**** Supplied data

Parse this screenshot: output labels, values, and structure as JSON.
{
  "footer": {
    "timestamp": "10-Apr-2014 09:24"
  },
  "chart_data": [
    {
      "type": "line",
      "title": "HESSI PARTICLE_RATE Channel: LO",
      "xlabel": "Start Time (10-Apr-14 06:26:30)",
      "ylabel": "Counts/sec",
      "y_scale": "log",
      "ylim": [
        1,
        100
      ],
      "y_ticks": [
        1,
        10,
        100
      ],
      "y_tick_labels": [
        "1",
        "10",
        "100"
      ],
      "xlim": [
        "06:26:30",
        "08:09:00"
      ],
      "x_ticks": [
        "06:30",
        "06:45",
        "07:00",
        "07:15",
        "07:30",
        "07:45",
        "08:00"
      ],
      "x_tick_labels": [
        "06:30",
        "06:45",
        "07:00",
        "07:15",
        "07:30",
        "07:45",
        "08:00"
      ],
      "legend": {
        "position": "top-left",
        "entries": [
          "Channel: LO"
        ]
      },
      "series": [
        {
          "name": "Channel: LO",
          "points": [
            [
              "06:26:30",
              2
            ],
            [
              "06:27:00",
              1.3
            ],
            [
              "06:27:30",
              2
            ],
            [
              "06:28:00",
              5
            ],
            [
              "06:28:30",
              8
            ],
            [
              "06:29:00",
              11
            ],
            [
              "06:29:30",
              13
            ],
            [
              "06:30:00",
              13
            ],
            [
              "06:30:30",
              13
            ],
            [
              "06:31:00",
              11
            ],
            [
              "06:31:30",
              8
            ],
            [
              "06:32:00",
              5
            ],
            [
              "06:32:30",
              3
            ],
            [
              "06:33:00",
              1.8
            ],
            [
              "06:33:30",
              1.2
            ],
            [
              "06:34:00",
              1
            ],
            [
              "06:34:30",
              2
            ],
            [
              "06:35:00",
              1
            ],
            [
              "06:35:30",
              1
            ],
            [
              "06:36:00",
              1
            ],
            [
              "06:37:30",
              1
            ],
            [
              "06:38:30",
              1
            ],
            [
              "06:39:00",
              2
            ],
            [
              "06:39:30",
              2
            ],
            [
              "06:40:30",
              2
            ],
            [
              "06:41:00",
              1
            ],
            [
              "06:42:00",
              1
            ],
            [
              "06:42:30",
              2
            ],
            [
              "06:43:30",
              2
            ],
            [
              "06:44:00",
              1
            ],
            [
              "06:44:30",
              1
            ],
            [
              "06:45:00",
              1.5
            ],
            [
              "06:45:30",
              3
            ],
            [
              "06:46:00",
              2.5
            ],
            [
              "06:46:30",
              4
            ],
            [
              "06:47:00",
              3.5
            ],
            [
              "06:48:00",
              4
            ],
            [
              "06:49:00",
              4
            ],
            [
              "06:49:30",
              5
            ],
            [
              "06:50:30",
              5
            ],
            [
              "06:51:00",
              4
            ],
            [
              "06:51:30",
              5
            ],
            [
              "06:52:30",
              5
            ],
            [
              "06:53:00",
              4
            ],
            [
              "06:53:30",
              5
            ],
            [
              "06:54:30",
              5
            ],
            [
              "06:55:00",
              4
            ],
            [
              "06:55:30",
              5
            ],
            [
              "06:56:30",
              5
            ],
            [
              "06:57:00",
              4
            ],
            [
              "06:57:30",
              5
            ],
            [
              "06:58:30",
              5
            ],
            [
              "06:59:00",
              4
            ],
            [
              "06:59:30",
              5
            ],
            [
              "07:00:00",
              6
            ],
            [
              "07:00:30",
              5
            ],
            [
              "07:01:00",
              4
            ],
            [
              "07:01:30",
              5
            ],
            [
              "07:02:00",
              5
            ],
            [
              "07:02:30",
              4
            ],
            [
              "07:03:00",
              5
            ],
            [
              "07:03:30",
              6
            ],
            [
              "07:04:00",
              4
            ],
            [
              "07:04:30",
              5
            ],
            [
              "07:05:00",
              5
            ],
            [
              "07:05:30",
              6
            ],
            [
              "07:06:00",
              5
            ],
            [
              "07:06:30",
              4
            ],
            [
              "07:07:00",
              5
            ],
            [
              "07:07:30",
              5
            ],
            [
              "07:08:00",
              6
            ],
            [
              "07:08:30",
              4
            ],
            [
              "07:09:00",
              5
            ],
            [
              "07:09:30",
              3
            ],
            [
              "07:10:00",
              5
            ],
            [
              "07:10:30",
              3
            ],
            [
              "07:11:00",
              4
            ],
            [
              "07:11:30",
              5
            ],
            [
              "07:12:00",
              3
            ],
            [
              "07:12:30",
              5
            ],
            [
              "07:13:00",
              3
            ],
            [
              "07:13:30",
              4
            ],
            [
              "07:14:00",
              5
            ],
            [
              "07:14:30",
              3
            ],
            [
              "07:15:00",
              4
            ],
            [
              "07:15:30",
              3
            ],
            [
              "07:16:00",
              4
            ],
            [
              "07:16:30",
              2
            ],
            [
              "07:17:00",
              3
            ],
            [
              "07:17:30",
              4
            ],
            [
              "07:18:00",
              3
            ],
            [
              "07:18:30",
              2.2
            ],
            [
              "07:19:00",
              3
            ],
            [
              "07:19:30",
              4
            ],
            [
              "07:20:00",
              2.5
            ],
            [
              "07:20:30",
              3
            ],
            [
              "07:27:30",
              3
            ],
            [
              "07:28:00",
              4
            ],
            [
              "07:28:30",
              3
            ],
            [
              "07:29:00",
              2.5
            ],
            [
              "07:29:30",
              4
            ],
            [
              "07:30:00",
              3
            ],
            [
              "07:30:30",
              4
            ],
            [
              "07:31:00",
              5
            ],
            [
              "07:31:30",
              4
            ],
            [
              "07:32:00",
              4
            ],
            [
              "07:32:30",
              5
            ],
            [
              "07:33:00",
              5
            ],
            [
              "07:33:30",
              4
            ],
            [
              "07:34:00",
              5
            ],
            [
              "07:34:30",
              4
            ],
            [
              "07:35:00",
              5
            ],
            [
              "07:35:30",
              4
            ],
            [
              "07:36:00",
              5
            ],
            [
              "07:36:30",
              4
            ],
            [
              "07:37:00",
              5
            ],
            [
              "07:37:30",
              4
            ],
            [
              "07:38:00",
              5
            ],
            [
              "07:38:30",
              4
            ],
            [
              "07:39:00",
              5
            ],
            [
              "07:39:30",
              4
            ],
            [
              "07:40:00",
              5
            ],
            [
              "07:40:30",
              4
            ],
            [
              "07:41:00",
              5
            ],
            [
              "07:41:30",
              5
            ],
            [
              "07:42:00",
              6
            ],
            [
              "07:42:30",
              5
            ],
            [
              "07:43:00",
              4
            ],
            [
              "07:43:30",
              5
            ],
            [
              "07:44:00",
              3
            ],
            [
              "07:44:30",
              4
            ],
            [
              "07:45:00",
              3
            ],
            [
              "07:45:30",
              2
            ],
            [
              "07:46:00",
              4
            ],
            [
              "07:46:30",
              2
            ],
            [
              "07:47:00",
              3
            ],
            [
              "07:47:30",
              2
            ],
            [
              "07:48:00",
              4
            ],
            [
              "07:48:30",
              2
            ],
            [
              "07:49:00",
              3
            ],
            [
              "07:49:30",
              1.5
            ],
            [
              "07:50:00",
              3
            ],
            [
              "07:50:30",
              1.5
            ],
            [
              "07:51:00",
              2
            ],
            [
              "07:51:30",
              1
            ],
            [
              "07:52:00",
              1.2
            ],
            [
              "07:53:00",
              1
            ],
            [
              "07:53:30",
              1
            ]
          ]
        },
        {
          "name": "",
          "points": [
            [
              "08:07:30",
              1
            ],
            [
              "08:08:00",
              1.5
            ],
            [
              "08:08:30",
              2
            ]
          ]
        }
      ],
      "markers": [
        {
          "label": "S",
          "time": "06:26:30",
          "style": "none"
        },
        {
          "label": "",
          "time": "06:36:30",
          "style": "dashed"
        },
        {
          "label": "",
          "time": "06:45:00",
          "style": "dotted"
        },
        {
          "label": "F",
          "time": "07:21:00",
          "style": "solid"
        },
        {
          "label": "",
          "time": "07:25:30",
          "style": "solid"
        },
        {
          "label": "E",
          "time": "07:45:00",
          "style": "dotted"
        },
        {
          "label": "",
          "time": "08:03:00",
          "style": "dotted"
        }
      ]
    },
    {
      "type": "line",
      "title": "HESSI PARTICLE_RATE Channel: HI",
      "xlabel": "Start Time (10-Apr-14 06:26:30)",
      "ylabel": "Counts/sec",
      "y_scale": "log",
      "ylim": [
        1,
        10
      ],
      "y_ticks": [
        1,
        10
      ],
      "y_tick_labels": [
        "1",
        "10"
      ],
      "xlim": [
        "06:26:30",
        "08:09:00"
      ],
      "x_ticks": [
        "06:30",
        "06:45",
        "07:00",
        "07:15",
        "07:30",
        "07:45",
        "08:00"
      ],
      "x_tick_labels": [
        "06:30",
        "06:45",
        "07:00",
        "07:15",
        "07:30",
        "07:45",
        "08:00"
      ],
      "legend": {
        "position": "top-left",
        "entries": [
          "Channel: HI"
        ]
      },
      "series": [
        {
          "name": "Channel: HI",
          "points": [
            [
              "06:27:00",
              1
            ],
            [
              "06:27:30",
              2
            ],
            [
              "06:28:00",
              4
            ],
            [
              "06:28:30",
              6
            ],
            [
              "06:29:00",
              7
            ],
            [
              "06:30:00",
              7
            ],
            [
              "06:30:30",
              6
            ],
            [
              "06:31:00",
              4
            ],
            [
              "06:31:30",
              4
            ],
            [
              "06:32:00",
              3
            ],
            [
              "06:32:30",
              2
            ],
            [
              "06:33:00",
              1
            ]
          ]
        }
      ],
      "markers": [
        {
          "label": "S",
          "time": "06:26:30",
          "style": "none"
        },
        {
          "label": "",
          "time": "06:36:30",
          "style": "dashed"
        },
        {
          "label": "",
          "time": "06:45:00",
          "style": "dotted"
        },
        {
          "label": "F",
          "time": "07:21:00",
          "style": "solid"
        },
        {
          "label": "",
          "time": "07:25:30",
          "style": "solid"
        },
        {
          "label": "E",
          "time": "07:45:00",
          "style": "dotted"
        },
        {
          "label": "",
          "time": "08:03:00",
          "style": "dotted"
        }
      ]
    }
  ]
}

********

- What is needed -
Read through the data and copy every line where "name" shows up.

- The response -
          "name": "Channel: LO",
          "name": "",
          "name": "Channel: HI",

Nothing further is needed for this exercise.